WORK INSTRUCTIONS: Report the number of lines in the entries below that include the word "JSON", and nothing else.

[Stored records]
----
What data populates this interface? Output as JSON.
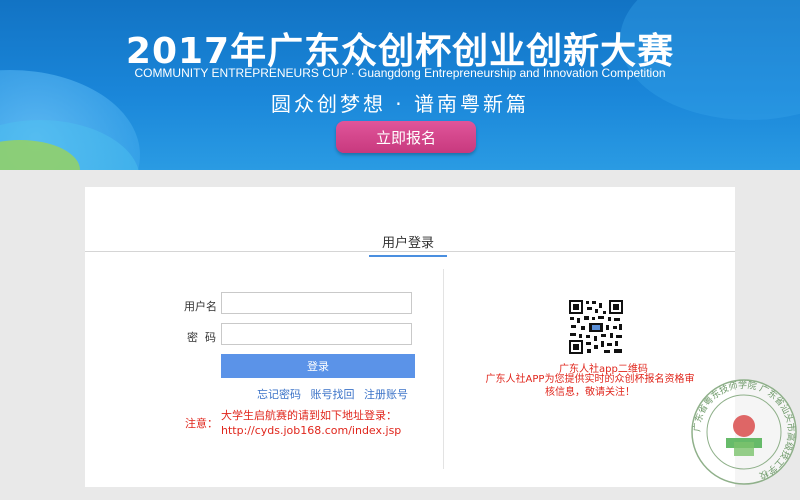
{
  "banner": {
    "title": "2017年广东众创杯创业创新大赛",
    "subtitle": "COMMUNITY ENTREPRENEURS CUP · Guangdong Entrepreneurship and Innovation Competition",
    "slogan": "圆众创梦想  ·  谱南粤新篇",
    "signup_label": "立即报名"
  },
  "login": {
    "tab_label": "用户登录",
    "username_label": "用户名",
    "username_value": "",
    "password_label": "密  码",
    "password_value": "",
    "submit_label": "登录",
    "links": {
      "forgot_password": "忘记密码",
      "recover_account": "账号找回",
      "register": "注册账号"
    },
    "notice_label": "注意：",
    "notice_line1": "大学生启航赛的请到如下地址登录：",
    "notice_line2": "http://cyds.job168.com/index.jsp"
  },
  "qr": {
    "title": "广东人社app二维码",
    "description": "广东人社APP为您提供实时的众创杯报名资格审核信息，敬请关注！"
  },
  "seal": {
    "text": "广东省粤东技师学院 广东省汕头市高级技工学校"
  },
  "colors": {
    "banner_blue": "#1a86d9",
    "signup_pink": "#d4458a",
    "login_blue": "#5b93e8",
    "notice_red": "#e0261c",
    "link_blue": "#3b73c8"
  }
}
----
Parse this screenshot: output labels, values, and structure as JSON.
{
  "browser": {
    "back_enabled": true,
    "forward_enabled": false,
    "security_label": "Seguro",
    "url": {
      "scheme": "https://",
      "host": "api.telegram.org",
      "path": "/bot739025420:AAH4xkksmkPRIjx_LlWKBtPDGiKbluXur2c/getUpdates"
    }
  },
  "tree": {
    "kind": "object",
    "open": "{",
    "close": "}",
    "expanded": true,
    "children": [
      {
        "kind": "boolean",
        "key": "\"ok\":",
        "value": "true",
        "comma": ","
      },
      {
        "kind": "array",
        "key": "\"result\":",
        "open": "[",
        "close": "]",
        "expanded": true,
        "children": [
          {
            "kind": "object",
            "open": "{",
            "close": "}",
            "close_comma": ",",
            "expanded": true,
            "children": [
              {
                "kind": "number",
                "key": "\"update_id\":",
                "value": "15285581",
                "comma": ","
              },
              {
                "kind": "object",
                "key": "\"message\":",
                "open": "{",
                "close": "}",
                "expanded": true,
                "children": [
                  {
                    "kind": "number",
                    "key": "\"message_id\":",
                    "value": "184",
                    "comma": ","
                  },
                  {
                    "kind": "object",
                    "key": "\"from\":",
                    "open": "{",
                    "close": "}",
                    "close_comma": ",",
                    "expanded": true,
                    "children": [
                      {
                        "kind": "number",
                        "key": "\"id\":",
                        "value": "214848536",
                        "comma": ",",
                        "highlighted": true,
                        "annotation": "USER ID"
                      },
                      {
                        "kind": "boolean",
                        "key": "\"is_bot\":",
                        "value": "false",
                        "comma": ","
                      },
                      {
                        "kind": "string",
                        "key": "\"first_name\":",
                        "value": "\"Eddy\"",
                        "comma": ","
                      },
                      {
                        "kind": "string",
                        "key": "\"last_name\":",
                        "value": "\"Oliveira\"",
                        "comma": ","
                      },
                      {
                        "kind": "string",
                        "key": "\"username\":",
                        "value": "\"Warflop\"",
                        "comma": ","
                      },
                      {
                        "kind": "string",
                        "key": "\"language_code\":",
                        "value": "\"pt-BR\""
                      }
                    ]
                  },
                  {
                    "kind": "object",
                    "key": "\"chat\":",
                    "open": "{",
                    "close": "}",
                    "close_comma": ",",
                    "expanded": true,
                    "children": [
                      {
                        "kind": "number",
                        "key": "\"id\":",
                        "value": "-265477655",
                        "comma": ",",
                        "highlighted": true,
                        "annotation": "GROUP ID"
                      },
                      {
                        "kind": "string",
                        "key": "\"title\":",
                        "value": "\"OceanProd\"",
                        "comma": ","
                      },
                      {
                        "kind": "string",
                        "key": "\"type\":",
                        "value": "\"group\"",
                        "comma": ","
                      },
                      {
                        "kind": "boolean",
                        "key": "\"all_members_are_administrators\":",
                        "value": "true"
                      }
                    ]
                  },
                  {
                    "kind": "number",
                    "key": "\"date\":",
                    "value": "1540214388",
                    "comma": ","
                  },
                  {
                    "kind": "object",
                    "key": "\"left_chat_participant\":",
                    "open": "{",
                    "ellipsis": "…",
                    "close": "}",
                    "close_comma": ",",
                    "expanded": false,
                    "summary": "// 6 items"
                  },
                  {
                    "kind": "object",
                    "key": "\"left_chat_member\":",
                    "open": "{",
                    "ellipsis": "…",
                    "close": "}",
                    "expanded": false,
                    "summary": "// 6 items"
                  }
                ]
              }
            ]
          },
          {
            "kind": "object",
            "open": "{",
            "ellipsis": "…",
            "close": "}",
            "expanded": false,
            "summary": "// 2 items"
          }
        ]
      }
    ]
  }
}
----
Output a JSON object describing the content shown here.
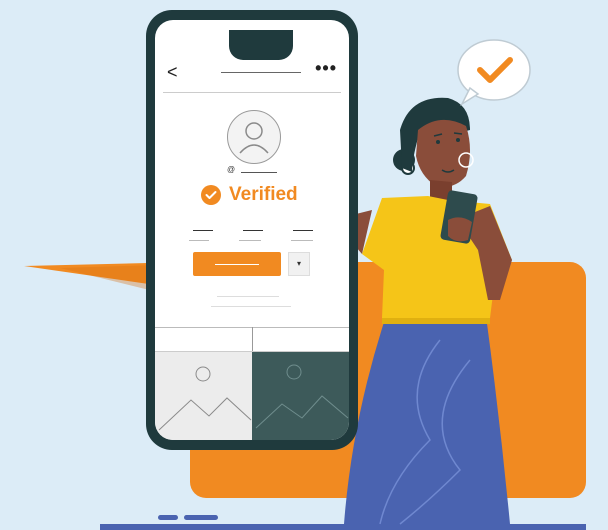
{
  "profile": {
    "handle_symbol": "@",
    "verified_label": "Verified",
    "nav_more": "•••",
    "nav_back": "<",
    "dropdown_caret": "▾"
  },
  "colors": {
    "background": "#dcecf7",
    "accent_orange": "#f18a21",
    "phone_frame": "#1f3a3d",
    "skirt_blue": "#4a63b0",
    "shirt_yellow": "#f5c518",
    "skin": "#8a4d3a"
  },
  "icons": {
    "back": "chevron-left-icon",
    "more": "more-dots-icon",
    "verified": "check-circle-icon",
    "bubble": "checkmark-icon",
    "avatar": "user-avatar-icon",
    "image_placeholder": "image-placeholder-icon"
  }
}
----
REPLY TO THE EXERCISE: 3